**GOAL**
Return each line that holds the word "ICTを活用して負担軽減になる".

**INFORMATION SHOWN**
* * * * *
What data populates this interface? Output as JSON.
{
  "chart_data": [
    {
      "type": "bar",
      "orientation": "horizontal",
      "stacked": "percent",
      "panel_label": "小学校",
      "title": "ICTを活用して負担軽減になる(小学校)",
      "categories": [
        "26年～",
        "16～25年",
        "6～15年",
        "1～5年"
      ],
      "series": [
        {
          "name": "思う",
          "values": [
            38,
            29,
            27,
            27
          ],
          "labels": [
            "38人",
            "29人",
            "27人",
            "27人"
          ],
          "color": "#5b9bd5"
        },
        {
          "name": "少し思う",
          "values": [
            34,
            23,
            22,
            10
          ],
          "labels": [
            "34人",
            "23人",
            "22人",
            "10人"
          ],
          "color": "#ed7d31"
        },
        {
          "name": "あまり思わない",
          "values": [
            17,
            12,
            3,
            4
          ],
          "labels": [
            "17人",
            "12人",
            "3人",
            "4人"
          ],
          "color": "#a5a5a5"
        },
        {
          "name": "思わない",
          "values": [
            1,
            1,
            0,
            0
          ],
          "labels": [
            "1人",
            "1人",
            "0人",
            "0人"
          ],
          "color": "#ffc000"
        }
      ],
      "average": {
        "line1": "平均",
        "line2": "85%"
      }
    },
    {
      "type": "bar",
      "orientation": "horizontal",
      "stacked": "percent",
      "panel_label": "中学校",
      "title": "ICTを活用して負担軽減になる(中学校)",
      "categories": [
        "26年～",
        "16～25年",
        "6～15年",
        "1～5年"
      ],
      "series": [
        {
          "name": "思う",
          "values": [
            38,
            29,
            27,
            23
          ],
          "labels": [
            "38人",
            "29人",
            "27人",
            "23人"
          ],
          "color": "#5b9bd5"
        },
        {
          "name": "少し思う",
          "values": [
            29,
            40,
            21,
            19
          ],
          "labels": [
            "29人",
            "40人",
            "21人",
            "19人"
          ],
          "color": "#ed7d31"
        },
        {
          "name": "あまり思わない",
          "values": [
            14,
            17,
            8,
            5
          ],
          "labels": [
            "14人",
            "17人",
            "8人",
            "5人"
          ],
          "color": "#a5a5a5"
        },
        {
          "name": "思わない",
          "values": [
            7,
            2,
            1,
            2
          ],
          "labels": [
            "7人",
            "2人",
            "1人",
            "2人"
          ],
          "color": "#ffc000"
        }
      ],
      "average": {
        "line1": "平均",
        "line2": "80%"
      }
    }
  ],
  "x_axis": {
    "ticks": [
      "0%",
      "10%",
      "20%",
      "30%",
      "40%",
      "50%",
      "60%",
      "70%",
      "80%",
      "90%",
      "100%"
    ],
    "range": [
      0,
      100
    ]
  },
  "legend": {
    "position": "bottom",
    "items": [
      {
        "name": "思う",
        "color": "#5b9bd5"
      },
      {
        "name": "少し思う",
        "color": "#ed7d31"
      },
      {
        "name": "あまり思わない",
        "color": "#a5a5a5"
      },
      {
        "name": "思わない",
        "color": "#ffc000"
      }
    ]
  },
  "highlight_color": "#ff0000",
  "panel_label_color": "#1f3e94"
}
* * * * *
**SOLUTION FOR THIS PROBLEM**
      "title": "ICTを活用して負担軽減になる(小学校)",
      "title": "ICTを活用して負担軽減になる(中学校)",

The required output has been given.